[PASSAGE SHOWN]
⟨

Thursday, February 21, 2013

Billy Joel's Greatest Hits - Volume III: A Quick Review


I got to admit it...I almost didn't buy this album.

When "Billy Joel Greatest Hits: Volume III" was released in 1997, I wasn't sure if I wanted to purchase it. I hadn't bought many of Joel's post-"An Innocent Man" albums (although a few good friends had given me "The Bridge," "Kohcept," and the "Greatest Hits: Vols. I & II" as presents); I'd heard the quality of the songs had veered from great to good to mediocre, and because I was building up my classical music CD collection, I wasn't about to spend my limited music-buying bucks on albums that would disappoint me. So when I read a review in my local newspaper that stated, in short, that Volume III wasn't exactly the most fitting "adieu" to pop/rock recording by "the Piano Man," I said to myself, "Nah, I better not waste my money on this CD; let's get Sir Neville Marriner and the Academy of Saint Martin-in-the-Fields' Amadeus soundtrack instead."

This I did, but about a year later, I was trying to find something worth getting with a $50 gift certificate at one of my favorite brick-and-mortar stores when I spied the Limited Edition 4-disc Billy Joel Greatest Hits Collection. My Volumes I & II CDs were getting worn out from repeated playing, and they needed replacement anyway, so I figured, "What the heck, I'll get a good bargain if I replace two discs with four."

When I got home, I decided to not listen to Discs 1 and 2 first but went for Disc 3, which of course was Volume III, the so-called "runt of the litter." I knew, just by looking at the play list, that I'd like the first five tracks; I had those songs in my cassettes of "An Innocent Man" and "The Bridge," after all. It was the other 12 songs that were, at the time, musica incognita.

⟩

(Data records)
⟨

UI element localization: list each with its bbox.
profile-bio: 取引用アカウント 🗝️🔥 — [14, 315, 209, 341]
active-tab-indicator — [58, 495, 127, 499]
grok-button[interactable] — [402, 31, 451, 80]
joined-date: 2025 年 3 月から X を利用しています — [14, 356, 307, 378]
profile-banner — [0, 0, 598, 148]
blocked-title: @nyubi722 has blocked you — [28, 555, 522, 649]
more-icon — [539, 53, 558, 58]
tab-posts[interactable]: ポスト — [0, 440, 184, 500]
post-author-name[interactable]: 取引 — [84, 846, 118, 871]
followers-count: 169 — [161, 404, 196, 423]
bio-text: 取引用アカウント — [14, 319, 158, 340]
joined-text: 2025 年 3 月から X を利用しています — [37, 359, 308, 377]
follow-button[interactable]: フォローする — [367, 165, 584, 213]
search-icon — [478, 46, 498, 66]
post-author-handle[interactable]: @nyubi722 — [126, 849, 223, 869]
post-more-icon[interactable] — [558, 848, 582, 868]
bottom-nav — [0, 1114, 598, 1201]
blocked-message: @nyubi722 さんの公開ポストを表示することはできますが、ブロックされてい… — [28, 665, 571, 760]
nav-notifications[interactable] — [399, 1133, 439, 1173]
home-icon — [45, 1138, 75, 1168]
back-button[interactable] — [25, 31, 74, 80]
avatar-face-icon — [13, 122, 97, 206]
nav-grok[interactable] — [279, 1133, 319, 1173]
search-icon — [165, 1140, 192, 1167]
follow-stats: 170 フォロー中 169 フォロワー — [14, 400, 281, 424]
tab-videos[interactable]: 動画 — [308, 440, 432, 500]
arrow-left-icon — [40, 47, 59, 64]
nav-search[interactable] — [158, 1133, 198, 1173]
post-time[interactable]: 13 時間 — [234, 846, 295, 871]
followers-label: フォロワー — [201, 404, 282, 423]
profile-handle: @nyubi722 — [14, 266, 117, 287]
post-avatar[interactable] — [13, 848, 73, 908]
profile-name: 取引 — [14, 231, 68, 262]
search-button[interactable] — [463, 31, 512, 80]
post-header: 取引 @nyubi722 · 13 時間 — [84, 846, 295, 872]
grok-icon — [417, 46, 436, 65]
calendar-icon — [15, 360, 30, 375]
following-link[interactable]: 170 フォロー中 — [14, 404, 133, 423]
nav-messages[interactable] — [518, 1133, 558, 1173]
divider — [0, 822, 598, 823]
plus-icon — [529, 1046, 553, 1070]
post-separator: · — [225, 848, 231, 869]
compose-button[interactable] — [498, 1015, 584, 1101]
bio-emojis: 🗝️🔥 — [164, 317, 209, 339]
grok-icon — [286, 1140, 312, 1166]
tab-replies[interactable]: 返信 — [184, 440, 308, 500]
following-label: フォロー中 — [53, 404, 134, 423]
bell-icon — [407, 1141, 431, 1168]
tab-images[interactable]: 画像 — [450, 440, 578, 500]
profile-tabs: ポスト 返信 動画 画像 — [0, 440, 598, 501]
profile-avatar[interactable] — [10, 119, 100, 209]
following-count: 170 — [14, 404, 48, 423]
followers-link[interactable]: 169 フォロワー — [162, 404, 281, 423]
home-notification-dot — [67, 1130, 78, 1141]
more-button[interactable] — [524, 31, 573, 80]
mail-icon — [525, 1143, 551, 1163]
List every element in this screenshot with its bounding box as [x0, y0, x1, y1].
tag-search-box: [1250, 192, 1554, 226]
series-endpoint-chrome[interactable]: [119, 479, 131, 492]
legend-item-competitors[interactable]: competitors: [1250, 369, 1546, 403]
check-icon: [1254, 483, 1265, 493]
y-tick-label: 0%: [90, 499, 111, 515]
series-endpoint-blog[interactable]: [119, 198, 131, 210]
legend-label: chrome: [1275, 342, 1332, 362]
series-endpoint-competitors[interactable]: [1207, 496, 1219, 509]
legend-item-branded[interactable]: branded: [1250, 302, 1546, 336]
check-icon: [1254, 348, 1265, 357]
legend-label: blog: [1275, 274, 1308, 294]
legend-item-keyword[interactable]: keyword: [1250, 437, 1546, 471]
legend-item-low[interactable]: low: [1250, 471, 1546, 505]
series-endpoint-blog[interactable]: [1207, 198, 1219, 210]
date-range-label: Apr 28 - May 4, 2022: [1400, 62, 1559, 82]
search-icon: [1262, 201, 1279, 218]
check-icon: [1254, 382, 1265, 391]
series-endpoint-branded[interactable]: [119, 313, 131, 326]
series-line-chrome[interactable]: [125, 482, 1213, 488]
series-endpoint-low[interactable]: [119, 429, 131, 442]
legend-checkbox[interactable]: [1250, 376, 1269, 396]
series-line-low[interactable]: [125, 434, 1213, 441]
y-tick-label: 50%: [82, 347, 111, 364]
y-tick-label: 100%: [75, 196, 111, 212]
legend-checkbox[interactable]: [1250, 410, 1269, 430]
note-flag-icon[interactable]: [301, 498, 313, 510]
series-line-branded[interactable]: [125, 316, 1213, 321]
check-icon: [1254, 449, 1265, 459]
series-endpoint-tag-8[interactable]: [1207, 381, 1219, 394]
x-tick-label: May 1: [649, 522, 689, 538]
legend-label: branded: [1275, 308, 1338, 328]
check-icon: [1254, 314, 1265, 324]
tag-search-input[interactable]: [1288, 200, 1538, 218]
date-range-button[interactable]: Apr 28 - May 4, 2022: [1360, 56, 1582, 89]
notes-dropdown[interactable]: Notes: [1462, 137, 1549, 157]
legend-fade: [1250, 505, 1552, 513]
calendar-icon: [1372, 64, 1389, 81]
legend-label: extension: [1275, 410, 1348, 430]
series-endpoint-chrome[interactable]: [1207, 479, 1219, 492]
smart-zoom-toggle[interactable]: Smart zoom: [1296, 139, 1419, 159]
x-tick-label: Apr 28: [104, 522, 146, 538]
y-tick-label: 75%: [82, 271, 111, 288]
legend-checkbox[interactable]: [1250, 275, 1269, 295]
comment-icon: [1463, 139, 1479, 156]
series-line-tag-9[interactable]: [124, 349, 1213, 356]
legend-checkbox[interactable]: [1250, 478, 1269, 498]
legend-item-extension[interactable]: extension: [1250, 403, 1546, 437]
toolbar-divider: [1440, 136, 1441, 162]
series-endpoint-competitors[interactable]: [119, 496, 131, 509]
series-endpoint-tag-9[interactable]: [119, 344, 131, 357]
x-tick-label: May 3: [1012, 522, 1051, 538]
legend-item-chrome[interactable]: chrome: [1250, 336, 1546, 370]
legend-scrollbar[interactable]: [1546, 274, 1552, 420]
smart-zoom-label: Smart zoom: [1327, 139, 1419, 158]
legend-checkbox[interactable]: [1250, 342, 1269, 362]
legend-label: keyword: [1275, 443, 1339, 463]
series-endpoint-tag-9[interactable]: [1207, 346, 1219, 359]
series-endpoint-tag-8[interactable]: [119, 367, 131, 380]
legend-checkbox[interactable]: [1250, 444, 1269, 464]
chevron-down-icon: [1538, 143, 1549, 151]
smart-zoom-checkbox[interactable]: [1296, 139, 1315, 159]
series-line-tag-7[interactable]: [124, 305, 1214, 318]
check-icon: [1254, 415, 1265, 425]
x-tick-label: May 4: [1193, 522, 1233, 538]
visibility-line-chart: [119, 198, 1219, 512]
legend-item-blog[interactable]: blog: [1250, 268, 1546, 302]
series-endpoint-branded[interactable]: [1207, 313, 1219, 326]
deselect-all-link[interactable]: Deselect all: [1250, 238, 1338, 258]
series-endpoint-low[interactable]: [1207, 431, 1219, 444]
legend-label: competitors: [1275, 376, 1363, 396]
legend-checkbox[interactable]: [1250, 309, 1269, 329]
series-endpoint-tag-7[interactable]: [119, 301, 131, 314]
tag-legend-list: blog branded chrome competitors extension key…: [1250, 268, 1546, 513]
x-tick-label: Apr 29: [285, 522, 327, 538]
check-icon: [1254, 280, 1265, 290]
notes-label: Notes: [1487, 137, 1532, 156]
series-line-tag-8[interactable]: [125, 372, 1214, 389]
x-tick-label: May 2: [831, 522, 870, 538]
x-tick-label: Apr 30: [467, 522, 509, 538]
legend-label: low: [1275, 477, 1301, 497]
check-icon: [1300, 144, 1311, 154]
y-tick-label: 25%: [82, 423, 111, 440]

⟩

[SET OF TASKS]
(a) From the album review, write out the passage starting at "When I got home, I" and ending at "time, musica incognita.".
(b) Answer these questions using the album review:
(i) In what year was "Billy Joel Greatest Hits: Volume III" released?
(ii) What was the value of the gift certificate the writer used at the store?
(iii) How many songs on Disc 3, after the first five tracks, were unfamiliar to the writer at the time?

[ANSWERS FOR THIS EXERCISE]
(a)
When I got home, I decided to not listen to Discs 1 and 2 first but went for Disc 3, which of course was Volume III, the so-called "runt of the litter." I knew, just by looking at the play list, that I'd like the first five tracks; I had those songs in my cassettes of "An Innocent Man" and "The Bridge," after all. It was the other 12 songs that were, at the time, musica incognita.

(b)
(i) 1997
(ii) $50
(iii) 12